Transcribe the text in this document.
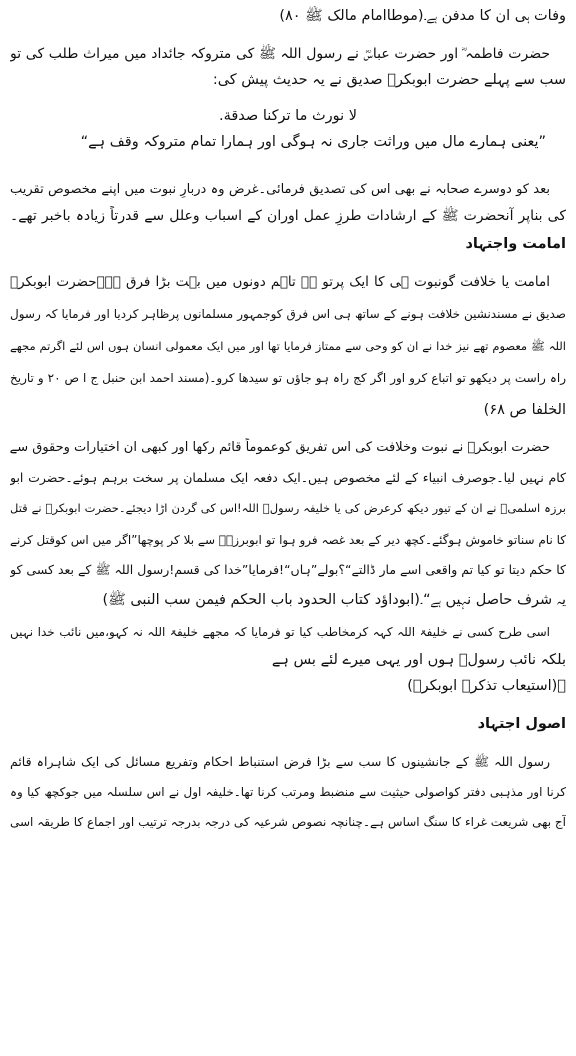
وفات ہی ان کا مدفن ہے۔(موطاامام مالک ﷺ ۸۰)

حضرت فاطمہ ؓ اور حضرت عباسؓ نے رسول اللہ ﷺ کی متروکہ جائداد میں میراث طلب کی تو

سب سے پہلے حضرت ابوبکرؓ صدیق نے یہ حدیث پیش کی:

لا نورث ما ترکنا صدقة.

”یعنی ہمارے مال میں وراثت جاری نہ ہوگی اور ہمارا تمام متروکہ وقف ہے“

بعد کو دوسرے صحابہ نے بھی اس کی تصدیق فرمائی۔غرض وہ دربارِ نبوت میں اپنے مخصوص تقریب

کی بناپر آنحضرت ﷺ کے ارشادات طرزِ عمل اوران کے اسباب وعلل سے قدرتاً زیادہ باخبر تھے۔

امامت واجتہاد

امامت یا خلافت گونبوت ہی کا ایک پرتو ہے تاہم دونوں میں بہت بڑا فرق ہے۔حضرت ابوبکرؓ

صدیق نے مسندنشین خلافت ہونے کے ساتھ ہی اس فرق کوجمہور مسلمانوں پرظاہر کردیا اور فرمایا کہ رسول

اللہ ﷺ معصوم تھے نیز خدا نے ان کو وحی سے ممتاز فرمایا تھا اور میں ایک معمولی انسان ہوں اس لئے اگرتم مجھے

راہ راست پر دیکھو تو اتباع کرو اور اگر کج راہ ہو جاؤں تو سیدھا کرو۔(مسند احمد ابن حنبل ج ا ص ۲۰ و تاریخ

الخلفا ص ۶۸)

حضرت ابوبکرؓ نے نبوت وخلافت کی اس تفریق کوعموماً قائم رکھا اور کبھی ان اختیارات وحقوق سے

کام نہیں لیا۔جوصرف انبیاء کے لئے مخصوص ہیں۔ایک دفعہ ایک مسلمان پر سخت برہم ہوئے۔حضرت ابو

برزہ اسلمیؓ نے ان کے تیور دیکھ کرعرض کی یا خلیفہ رسولؐ اللہ!اس کی گردن اڑا دیجئے۔حضرت ابوبکرؓ نے قتل

کا نام سناتو خاموش ہوگئے۔کچھ دیر کے بعد غصہ فرو ہوا تو ابوبرزہؓ سے بلا کر پوچھا”اگر میں اس کوقتل کرنے

کا حکم دیتا تو کیا تم واقعی اسے مار ڈالتے“؟بولے”ہاں“!فرمایا”خدا کی قسم!رسول اللہ ﷺ کے بعد کسی کو

یہ شرف حاصل نہیں ہے“۔(ابوداؤد کتاب الحدود باب الحکم فیمن سب النبی ﷺ)

اسی طرح کسی نے خلیفۃ اللہ کہہ کرمخاطب کیا تو فرمایا کہ مجھے خلیفۃ اللہ نہ کہو،میں نائب خدا نہیں

بلکہ نائب رسولؐ ہوں اور یہی میرے لئے بس ہے

۔(استیعاب تذکرہ ابوبکرؓ)

اصول اجتہاد

رسول اللہ ﷺ کے جانشینوں کا سب سے بڑا فرض استنباط احکام وتفریع مسائل کی ایک شاہراہ قائم

کرنا اور مذہبی دفتر کواصولی حیثیت سے منضبط ومرتب کرنا تھا۔خلیفہ اول نے اس سلسلہ میں جوکچھ کیا وہ

آج بھی شریعت غراء کا سنگ اساس ہے۔چنانچہ نصوص شرعیہ کی درجہ بدرجہ ترتیب اور اجماع کا طریقہ اسی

━━━━━━━━━━━━━━━━━━━━

Pull out every line above that holds the word "قائم".

# RESULT OF THIS EXERCISE
حضرت ابوبکرؓ نے نبوت وخلافت کی اس تفریق کوعموماً قائم رکھا اور کبھی ان اختیارات وحقوق سے
رسول اللہ ﷺ کے جانشینوں کا سب سے بڑا فرض استنباط احکام وتفریع مسائل کی ایک شاہراہ قائم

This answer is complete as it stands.